### [OBJECTIVE]
Copy each line of the entries beneath that contains the word "JSON".

#### STORED RECORDS

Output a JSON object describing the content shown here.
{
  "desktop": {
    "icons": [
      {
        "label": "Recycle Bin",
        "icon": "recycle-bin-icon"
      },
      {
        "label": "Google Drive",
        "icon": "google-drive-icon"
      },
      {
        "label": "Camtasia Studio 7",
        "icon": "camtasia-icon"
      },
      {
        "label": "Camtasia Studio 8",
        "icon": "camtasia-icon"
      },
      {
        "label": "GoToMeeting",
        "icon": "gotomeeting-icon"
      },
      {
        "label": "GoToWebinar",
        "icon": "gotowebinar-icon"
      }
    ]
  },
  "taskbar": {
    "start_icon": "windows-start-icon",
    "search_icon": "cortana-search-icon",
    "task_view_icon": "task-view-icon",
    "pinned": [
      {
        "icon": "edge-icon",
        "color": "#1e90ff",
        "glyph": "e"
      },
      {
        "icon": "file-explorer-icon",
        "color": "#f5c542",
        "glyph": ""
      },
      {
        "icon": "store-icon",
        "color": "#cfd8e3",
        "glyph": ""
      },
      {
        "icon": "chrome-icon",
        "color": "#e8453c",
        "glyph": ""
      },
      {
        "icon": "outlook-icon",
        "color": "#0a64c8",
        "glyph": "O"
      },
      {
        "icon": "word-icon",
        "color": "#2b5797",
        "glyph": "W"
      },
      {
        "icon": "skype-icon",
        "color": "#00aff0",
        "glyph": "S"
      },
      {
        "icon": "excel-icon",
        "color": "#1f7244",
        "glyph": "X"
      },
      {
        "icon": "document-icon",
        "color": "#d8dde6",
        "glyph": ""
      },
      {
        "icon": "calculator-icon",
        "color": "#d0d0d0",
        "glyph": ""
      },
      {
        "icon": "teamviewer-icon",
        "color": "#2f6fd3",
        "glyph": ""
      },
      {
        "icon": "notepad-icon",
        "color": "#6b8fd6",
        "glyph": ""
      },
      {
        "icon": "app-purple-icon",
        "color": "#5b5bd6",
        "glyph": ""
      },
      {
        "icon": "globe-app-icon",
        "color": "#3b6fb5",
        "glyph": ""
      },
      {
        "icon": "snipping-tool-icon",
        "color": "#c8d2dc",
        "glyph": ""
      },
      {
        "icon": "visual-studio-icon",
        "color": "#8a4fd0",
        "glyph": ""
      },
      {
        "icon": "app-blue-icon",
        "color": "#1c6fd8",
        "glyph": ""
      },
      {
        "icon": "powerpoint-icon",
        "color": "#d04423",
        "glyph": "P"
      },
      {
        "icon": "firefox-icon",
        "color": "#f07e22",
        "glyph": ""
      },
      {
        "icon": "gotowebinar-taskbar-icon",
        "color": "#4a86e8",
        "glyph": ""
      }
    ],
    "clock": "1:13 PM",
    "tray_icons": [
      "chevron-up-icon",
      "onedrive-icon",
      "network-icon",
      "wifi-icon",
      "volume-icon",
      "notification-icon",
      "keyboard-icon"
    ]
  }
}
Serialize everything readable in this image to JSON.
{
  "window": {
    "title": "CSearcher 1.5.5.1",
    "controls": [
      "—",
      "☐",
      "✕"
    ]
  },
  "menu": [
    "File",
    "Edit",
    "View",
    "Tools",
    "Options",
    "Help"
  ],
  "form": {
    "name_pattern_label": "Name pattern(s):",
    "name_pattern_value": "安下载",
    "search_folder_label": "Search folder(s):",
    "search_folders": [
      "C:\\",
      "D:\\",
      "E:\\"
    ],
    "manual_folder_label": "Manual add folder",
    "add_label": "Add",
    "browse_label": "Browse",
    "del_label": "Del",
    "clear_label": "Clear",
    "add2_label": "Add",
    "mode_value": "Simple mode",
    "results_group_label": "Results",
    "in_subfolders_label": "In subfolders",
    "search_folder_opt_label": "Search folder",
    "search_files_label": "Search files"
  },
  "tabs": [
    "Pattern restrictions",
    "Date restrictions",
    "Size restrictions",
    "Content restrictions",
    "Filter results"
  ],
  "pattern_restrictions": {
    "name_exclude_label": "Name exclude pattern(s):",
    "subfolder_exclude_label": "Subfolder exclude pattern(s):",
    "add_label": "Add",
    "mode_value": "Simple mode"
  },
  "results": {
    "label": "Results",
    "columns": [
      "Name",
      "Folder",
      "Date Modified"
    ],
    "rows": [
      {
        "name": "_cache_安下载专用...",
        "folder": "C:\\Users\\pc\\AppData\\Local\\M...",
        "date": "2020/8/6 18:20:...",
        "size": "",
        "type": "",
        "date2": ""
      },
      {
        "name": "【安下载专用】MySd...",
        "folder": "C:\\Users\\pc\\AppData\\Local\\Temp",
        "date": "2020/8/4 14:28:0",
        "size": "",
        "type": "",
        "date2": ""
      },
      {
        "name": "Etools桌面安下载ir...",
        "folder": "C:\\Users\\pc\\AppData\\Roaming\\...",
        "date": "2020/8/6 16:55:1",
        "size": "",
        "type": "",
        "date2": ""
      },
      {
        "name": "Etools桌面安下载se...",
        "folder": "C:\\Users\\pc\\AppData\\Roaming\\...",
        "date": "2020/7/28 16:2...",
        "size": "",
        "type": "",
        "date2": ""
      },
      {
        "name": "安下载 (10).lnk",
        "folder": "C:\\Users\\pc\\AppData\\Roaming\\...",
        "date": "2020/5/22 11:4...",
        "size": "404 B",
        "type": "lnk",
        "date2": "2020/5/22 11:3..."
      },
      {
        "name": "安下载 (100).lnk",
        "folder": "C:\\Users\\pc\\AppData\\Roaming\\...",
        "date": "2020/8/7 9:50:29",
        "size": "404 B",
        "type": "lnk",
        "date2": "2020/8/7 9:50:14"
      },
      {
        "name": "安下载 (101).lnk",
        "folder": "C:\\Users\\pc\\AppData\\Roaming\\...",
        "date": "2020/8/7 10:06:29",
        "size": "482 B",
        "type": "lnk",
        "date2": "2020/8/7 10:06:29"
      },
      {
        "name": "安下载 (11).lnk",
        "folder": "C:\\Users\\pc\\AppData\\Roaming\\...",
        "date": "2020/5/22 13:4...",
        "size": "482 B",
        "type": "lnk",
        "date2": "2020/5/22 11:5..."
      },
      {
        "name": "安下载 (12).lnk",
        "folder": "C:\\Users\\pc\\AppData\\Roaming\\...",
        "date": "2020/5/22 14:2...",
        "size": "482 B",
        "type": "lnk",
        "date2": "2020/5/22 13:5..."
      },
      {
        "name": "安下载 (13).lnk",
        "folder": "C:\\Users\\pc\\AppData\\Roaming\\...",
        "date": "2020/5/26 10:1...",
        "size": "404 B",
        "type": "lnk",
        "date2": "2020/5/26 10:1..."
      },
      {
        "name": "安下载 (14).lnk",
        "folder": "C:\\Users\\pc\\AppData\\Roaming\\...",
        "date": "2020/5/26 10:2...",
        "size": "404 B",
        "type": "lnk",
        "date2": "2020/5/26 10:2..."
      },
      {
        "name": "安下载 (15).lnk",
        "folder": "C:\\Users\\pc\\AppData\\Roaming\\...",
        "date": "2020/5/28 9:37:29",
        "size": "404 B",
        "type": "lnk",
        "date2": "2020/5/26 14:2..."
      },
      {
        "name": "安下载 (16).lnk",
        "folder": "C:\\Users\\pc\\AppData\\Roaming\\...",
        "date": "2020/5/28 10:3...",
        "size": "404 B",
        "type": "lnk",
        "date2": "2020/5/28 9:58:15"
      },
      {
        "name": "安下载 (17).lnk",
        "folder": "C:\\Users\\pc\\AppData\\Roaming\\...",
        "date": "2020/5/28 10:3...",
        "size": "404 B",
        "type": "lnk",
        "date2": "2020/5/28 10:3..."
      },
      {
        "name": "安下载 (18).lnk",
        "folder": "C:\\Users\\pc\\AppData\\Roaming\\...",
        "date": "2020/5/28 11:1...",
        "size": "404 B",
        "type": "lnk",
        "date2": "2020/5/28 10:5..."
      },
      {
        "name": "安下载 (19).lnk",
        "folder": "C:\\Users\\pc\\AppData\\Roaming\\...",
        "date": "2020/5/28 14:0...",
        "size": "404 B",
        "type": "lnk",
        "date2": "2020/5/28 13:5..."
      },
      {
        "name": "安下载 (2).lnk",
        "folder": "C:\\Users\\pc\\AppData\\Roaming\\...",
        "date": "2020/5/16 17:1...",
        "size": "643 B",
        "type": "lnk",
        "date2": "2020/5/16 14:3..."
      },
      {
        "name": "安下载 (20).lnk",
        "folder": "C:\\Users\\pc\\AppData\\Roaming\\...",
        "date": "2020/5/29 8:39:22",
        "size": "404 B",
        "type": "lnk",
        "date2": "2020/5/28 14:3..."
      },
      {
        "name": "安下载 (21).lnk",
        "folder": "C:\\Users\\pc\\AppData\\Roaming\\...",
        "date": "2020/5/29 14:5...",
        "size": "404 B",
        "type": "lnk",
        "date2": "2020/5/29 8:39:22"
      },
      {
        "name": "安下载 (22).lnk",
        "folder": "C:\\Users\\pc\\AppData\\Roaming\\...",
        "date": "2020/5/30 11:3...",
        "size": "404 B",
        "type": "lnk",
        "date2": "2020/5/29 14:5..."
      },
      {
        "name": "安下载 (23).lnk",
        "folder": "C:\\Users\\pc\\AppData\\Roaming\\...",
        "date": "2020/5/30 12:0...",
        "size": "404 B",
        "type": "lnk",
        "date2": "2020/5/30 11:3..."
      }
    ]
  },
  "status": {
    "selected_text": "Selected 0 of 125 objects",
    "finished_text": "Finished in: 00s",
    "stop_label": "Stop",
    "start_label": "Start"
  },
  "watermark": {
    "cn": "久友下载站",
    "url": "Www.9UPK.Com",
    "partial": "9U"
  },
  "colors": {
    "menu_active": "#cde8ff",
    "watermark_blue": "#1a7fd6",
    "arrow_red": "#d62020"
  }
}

########

### [EXERCISE RESULT]
Output a JSON object describing the content shown here.
Serialize everything readable in this image to JSON.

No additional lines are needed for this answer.